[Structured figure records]
━━━━━━
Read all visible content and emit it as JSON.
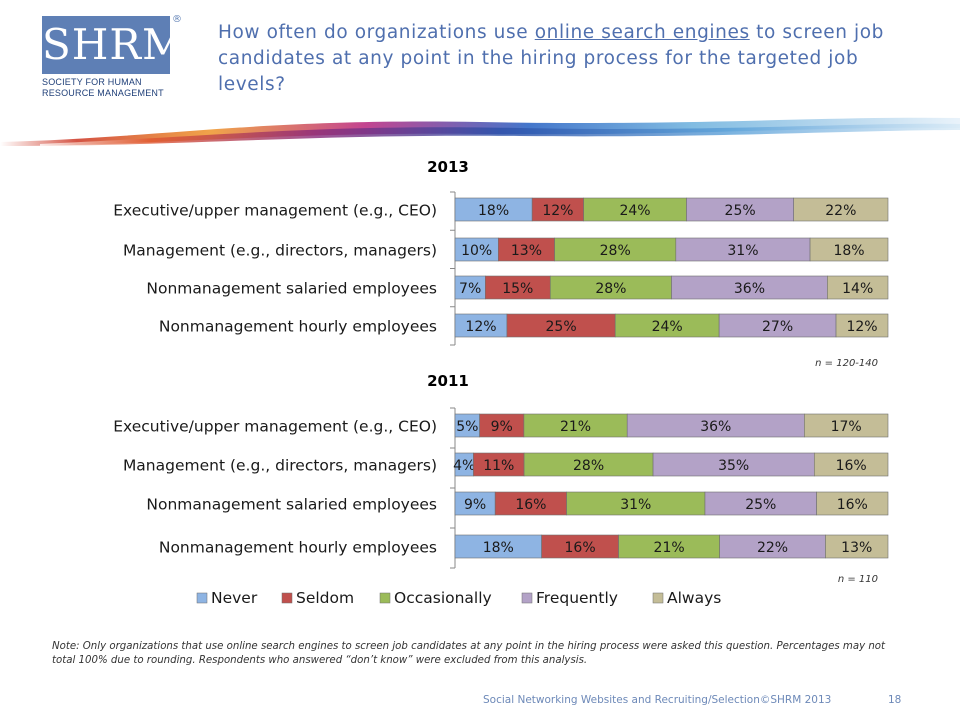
{
  "logo": {
    "letters": "SHRM",
    "registered": "®",
    "line1": "SOCIETY FOR HUMAN",
    "line2": "RESOURCE MANAGEMENT"
  },
  "title": {
    "before": "How often do organizations use ",
    "underlined": "online search engines",
    "after": " to screen job candidates at any point in the hiring process for the targeted job levels?"
  },
  "chart_data": [
    {
      "type": "bar",
      "orientation": "horizontal-stacked",
      "title": "2013",
      "categories": [
        "Executive/upper management (e.g., CEO)",
        "Management (e.g., directors, managers)",
        "Nonmanagement salaried employees",
        "Nonmanagement hourly employees"
      ],
      "series": [
        {
          "name": "Never",
          "values": [
            18,
            10,
            7,
            12
          ]
        },
        {
          "name": "Seldom",
          "values": [
            12,
            13,
            15,
            25
          ]
        },
        {
          "name": "Occasionally",
          "values": [
            24,
            28,
            28,
            24
          ]
        },
        {
          "name": "Frequently",
          "values": [
            25,
            31,
            36,
            27
          ]
        },
        {
          "name": "Always",
          "values": [
            22,
            18,
            14,
            12
          ]
        }
      ],
      "note": "n = 120-140"
    },
    {
      "type": "bar",
      "orientation": "horizontal-stacked",
      "title": "2011",
      "categories": [
        "Executive/upper management (e.g., CEO)",
        "Management (e.g., directors, managers)",
        "Nonmanagement salaried employees",
        "Nonmanagement hourly employees"
      ],
      "series": [
        {
          "name": "Never",
          "values": [
            5,
            4,
            9,
            18
          ]
        },
        {
          "name": "Seldom",
          "values": [
            9,
            11,
            16,
            16
          ]
        },
        {
          "name": "Occasionally",
          "values": [
            21,
            28,
            31,
            21
          ]
        },
        {
          "name": "Frequently",
          "values": [
            36,
            35,
            25,
            22
          ]
        },
        {
          "name": "Always",
          "values": [
            17,
            16,
            16,
            13
          ]
        }
      ],
      "note": "n = 110"
    }
  ],
  "legend": [
    "Never",
    "Seldom",
    "Occasionally",
    "Frequently",
    "Always"
  ],
  "colors": {
    "Never": "#8eb4e3",
    "Seldom": "#c0504d",
    "Occasionally": "#9bbb59",
    "Frequently": "#b3a2c7",
    "Always": "#c4bd97"
  },
  "value_suffix": "%",
  "note": "Note: Only organizations that use online search engines to screen job candidates at any point in the hiring process were asked this question. Percentages may not total 100% due to rounding. Respondents who answered “don’t know” were excluded from this analysis.",
  "footer": "Social Networking Websites and Recruiting/Selection©SHRM 2013",
  "page_number": "18"
}
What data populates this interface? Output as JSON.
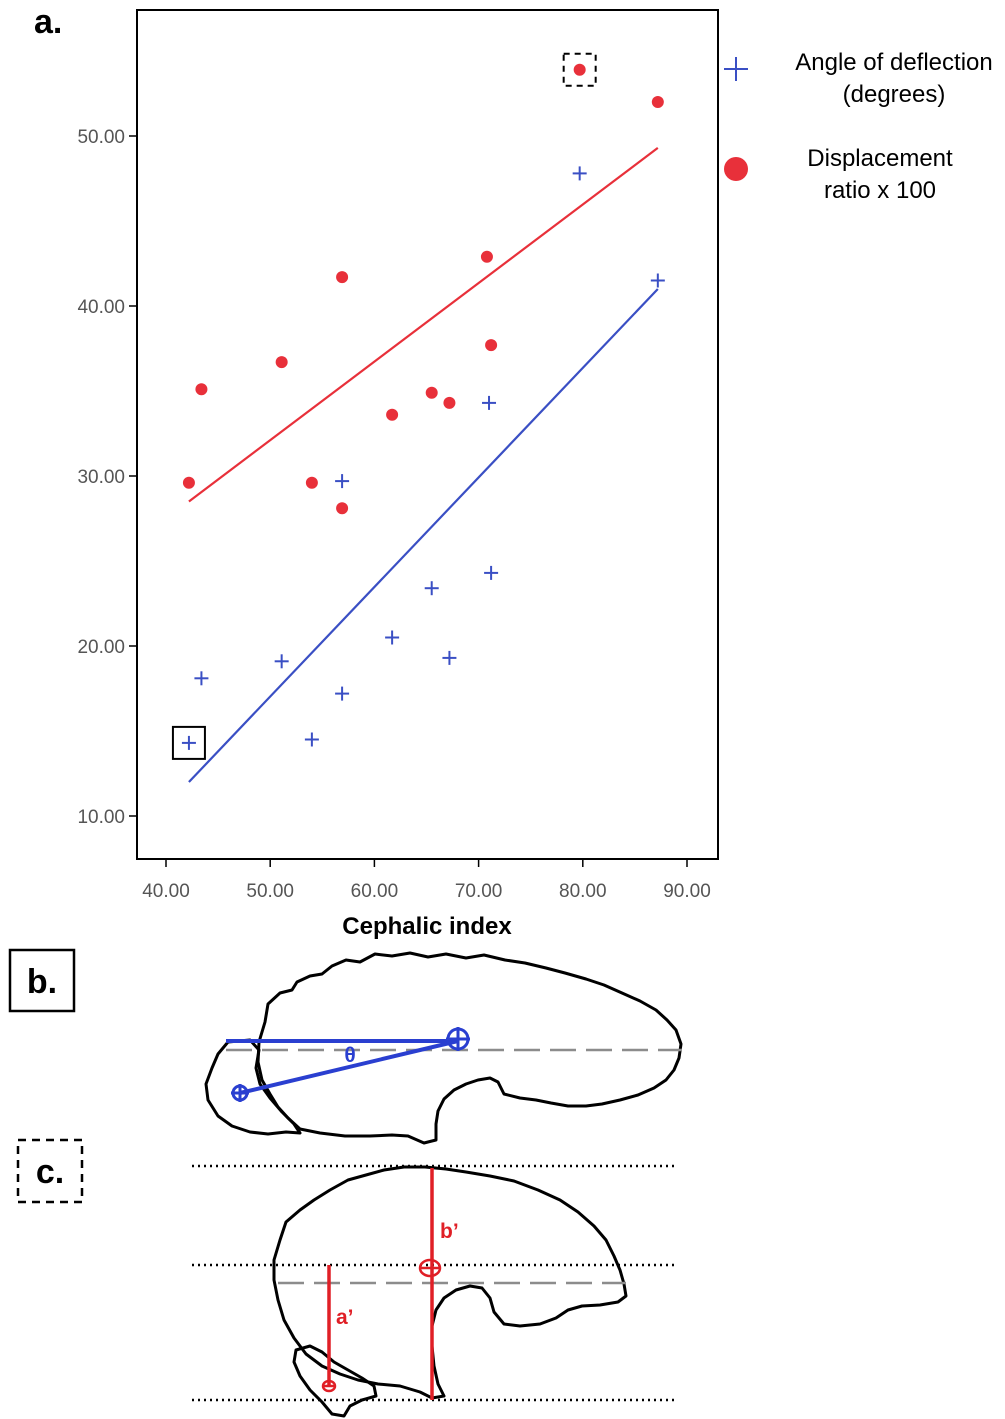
{
  "panel_labels": {
    "a": "a.",
    "b": "b.",
    "c": "c."
  },
  "colors": {
    "series_angle": "#3a4fc4",
    "series_displacement": "#e8303a",
    "axis": "#000000",
    "tick_text": "#555555",
    "outline": "#000000",
    "dashed_line": "#8c8c8c"
  },
  "chart_data": {
    "type": "scatter",
    "xlabel": "Cephalic index",
    "ylabel": "",
    "xlim": [
      37,
      93
    ],
    "ylim": [
      7,
      57
    ],
    "x_ticks": [
      "40.00",
      "50.00",
      "60.00",
      "70.00",
      "80.00",
      "90.00"
    ],
    "x_tick_values": [
      40,
      50,
      60,
      70,
      80,
      90
    ],
    "y_ticks": [
      "10.00",
      "20.00",
      "30.00",
      "40.00",
      "50.00"
    ],
    "y_tick_values": [
      10,
      20,
      30,
      40,
      50
    ],
    "legend_position": "right",
    "series": [
      {
        "name": "Angle of deflection (degrees)",
        "legend_lines": [
          "Angle of deflection",
          "(degrees)"
        ],
        "marker": "plus",
        "points": [
          {
            "x": 42.2,
            "y": 14.3
          },
          {
            "x": 43.4,
            "y": 18.1
          },
          {
            "x": 51.1,
            "y": 19.1
          },
          {
            "x": 54.0,
            "y": 14.5
          },
          {
            "x": 56.9,
            "y": 17.2
          },
          {
            "x": 56.9,
            "y": 29.7
          },
          {
            "x": 61.7,
            "y": 20.5
          },
          {
            "x": 65.5,
            "y": 23.4
          },
          {
            "x": 67.2,
            "y": 19.3
          },
          {
            "x": 71.0,
            "y": 34.3
          },
          {
            "x": 71.2,
            "y": 24.3
          },
          {
            "x": 79.7,
            "y": 47.8
          },
          {
            "x": 87.2,
            "y": 41.5
          }
        ],
        "fit_line": [
          {
            "x": 42.2,
            "y": 12.0
          },
          {
            "x": 87.2,
            "y": 41.0
          }
        ]
      },
      {
        "name": "Displacement ratio x 100",
        "legend_lines": [
          "Displacement",
          "ratio x 100"
        ],
        "marker": "circle",
        "points": [
          {
            "x": 42.2,
            "y": 29.6
          },
          {
            "x": 43.4,
            "y": 35.1
          },
          {
            "x": 51.1,
            "y": 36.7
          },
          {
            "x": 54.0,
            "y": 29.6
          },
          {
            "x": 56.9,
            "y": 28.1
          },
          {
            "x": 56.9,
            "y": 41.7
          },
          {
            "x": 61.7,
            "y": 33.6
          },
          {
            "x": 65.5,
            "y": 34.9
          },
          {
            "x": 67.2,
            "y": 34.3
          },
          {
            "x": 70.8,
            "y": 42.9
          },
          {
            "x": 71.2,
            "y": 37.7
          },
          {
            "x": 79.7,
            "y": 53.9
          },
          {
            "x": 87.2,
            "y": 52.0
          }
        ],
        "fit_line": [
          {
            "x": 42.2,
            "y": 28.5
          },
          {
            "x": 87.2,
            "y": 49.3
          }
        ]
      }
    ],
    "highlights": [
      {
        "series": "Angle of deflection (degrees)",
        "x": 42.2,
        "y": 14.3,
        "box": "solid"
      },
      {
        "series": "Displacement ratio x 100",
        "x": 79.7,
        "y": 53.9,
        "box": "dashed"
      }
    ]
  },
  "diagram_b": {
    "angle_label": "θ"
  },
  "diagram_c": {
    "label_a": "a’",
    "label_b": "b’"
  }
}
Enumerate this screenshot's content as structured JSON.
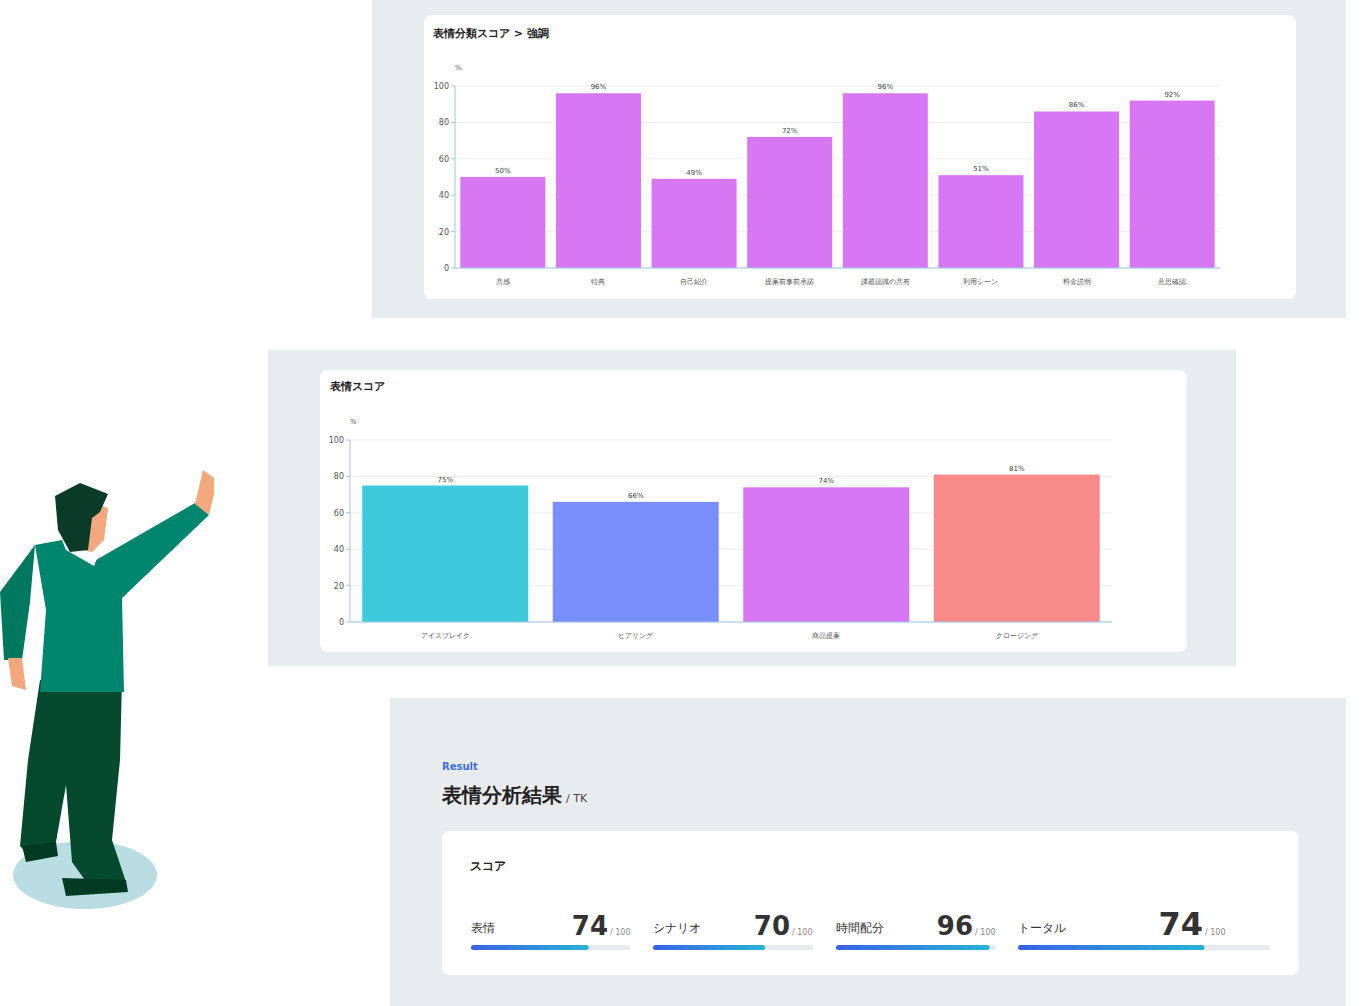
{
  "chart_data": [
    {
      "type": "bar",
      "title": "表情分類スコア > 強調",
      "ylabel": "%",
      "categories": [
        "共感",
        "特典",
        "自己紹介",
        "提案前事前承諾",
        "課題認識の共有",
        "利用シーン",
        "料金説明",
        "意思確認"
      ],
      "values": [
        50,
        96,
        49,
        72,
        96,
        51,
        86,
        92
      ],
      "value_labels": [
        "50%",
        "96%",
        "49%",
        "72%",
        "96%",
        "51%",
        "86%",
        "92%"
      ],
      "color": "#d877f3",
      "ylim": [
        0,
        100
      ],
      "yticks": [
        0,
        20,
        40,
        60,
        80,
        100
      ],
      "grid": true,
      "data_labels": true
    },
    {
      "type": "bar",
      "title": "表情スコア",
      "ylabel": "%",
      "categories": [
        "アイスブレイク",
        "ヒアリング",
        "商品提案",
        "クロージング"
      ],
      "values": [
        75,
        66,
        74,
        81
      ],
      "value_labels": [
        "75%",
        "66%",
        "74%",
        "81%"
      ],
      "colors": [
        "#3ecadc",
        "#7a8ffc",
        "#d877f3",
        "#f88a8a"
      ],
      "ylim": [
        0,
        100
      ],
      "yticks": [
        0,
        20,
        40,
        60,
        80,
        100
      ],
      "grid": true,
      "data_labels": true
    }
  ],
  "result": {
    "kicker": "Result",
    "title": "表情分析結果",
    "subtitle": "/ TK",
    "card_title": "スコア",
    "max": 100,
    "max_label": "/ 100",
    "items": [
      {
        "label": "表情",
        "value": 74
      },
      {
        "label": "シナリオ",
        "value": 70
      },
      {
        "label": "時間配分",
        "value": 96
      },
      {
        "label": "トータル",
        "value": 74
      }
    ]
  }
}
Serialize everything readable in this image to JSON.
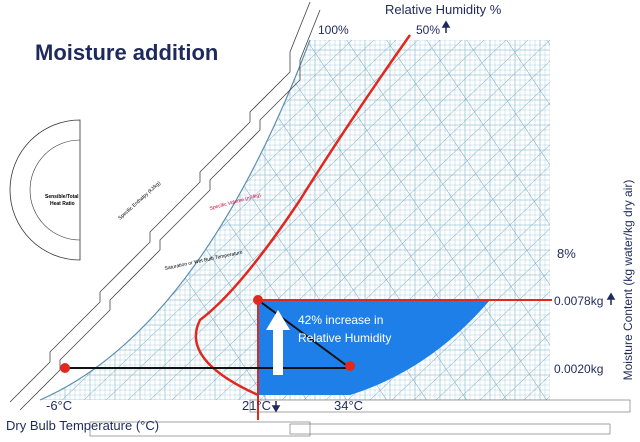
{
  "title": "Moisture addition",
  "relative_humidity_label": "Relative Humidity %",
  "rh_100": "100%",
  "rh_50": "50%",
  "rh_8": "8%",
  "moisture_high": "0.0078kg",
  "moisture_low": "0.0020kg",
  "temp_cold": "-6°C",
  "temp_mid": "21°C",
  "temp_hot": "34°C",
  "x_axis_label": "Dry Bulb Temperature (°C)",
  "y_axis_label": "Moisture Content (kg water/kg dry air)",
  "annotation": [
    "42% increase in",
    "Relative Humidity"
  ],
  "chart_labels": {
    "heat_ratio": [
      "Sensible/Total",
      "Heat Ratio"
    ],
    "enthalpy": "Specific Enthalpy (kJ/kg)",
    "wet_bulb": "Saturation or Wet Bulb Temperature",
    "volume": "Specific Volume (m³/kg)"
  }
}
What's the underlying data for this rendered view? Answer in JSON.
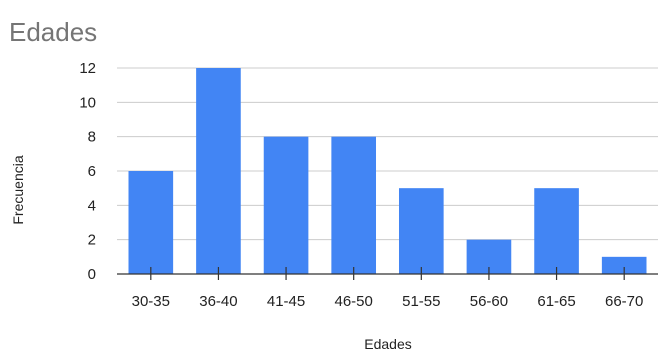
{
  "chart_data": {
    "type": "bar",
    "title": "Edades",
    "xlabel": "Edades",
    "ylabel": "Frecuencia",
    "categories": [
      "30-35",
      "36-40",
      "41-45",
      "46-50",
      "51-55",
      "56-60",
      "61-65",
      "66-70"
    ],
    "values": [
      6,
      12,
      8,
      8,
      5,
      2,
      5,
      1
    ],
    "ylim": [
      0,
      12
    ],
    "yticks": [
      0,
      2,
      4,
      6,
      8,
      10,
      12
    ],
    "grid": true,
    "bar_color": "#4285f4",
    "legend": "none"
  }
}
━━━━━━
▶ _Exercise goal_:
All lines of the data above that include the word "Relative" must be shown.

▶ _Reply to the exercise_:
  "relative_humidity_label": "Relative Humidity %",
    "Relative Humidity"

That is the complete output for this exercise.